**EXERCISE DETAILS**
Filter the records below down to lines containing "Continue".

**DATA FOR PROCESSING**
— Begin —

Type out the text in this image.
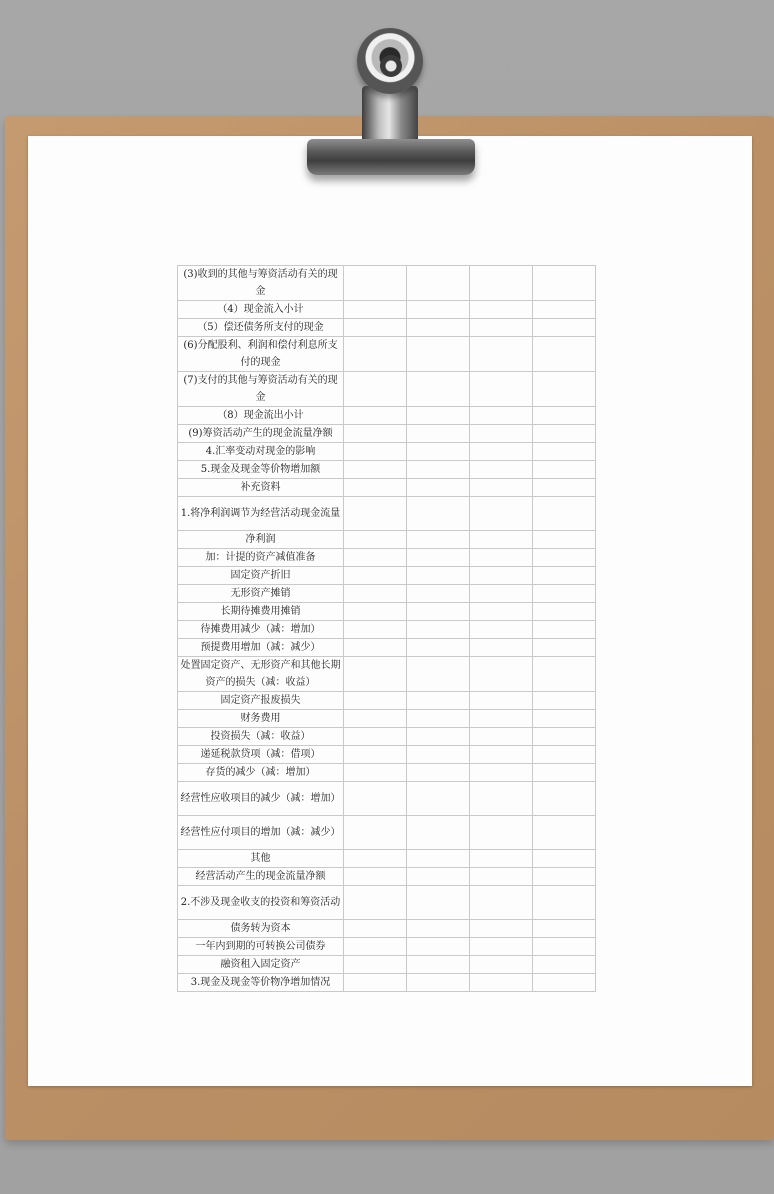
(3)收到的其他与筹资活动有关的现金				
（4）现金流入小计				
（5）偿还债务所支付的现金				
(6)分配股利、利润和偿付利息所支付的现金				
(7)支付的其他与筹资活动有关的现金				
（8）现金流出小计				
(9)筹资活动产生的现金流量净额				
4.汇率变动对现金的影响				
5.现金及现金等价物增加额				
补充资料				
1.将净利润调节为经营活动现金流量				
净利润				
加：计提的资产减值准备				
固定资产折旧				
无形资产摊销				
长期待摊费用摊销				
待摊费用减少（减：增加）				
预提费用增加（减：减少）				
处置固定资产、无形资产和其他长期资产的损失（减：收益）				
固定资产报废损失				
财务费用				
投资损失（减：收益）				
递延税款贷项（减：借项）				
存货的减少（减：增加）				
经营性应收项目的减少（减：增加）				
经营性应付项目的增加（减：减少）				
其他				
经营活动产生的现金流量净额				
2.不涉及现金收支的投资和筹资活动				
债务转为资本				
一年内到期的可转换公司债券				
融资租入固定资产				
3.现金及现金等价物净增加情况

— End —
— Begin —

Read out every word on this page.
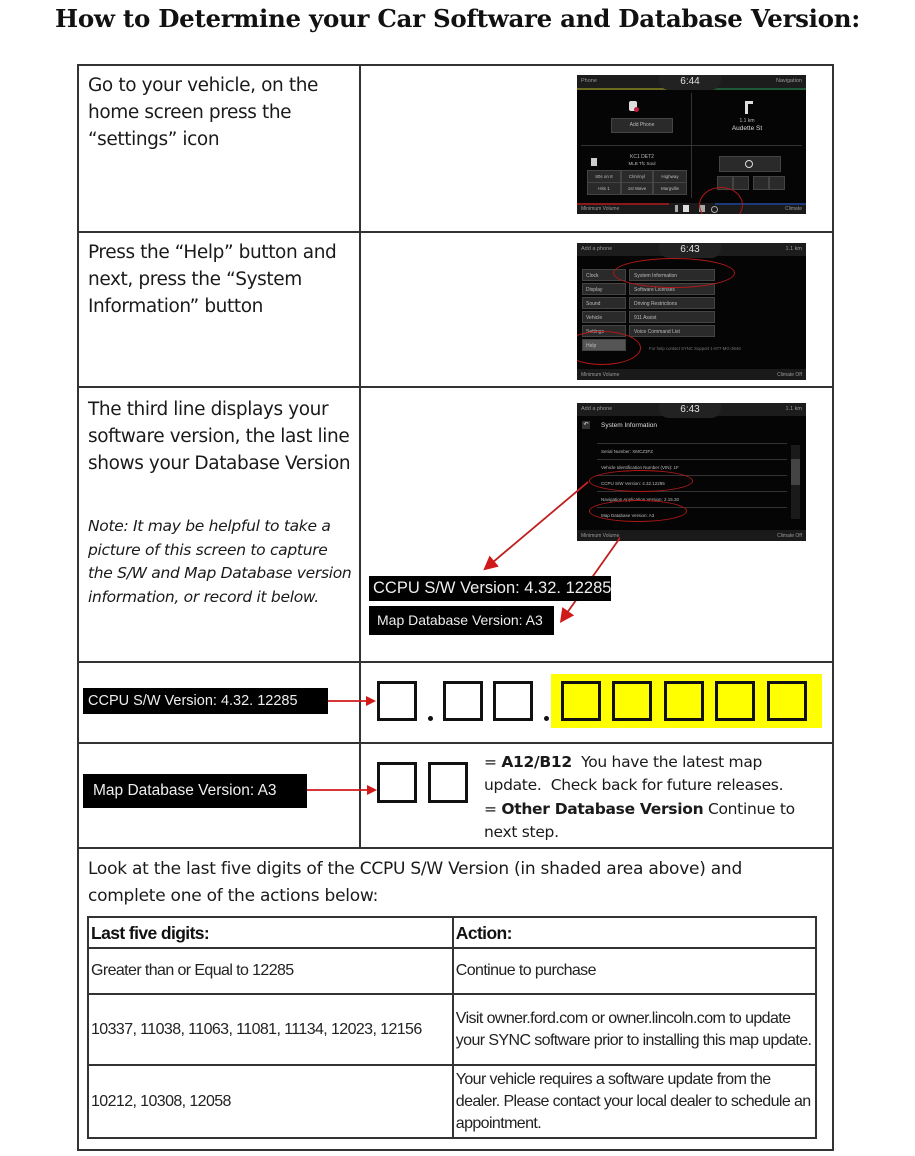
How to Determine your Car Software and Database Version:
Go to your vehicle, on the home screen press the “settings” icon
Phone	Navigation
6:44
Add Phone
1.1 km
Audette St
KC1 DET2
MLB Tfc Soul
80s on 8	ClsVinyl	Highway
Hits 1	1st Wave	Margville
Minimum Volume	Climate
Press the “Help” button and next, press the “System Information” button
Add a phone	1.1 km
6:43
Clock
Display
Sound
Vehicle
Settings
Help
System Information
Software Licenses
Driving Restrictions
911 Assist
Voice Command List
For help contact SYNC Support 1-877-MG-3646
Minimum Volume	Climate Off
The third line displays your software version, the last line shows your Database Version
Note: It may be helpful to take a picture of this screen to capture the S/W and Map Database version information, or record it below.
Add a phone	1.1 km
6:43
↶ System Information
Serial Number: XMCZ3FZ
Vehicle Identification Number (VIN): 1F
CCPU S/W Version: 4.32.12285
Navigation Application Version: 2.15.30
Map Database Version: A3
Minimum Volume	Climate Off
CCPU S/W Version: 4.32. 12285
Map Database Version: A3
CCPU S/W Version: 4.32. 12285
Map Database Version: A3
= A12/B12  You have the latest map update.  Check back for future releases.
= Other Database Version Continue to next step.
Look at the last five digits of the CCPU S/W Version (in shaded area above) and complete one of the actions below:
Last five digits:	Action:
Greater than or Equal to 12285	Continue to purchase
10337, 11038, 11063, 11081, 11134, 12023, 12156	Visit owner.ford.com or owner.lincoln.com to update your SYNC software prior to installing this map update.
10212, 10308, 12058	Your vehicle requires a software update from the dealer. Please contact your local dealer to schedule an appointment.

— End —

**TASK RESULT**
= Other Database Version Continue to next step.
Greater than or Equal to 12285	Continue to purchase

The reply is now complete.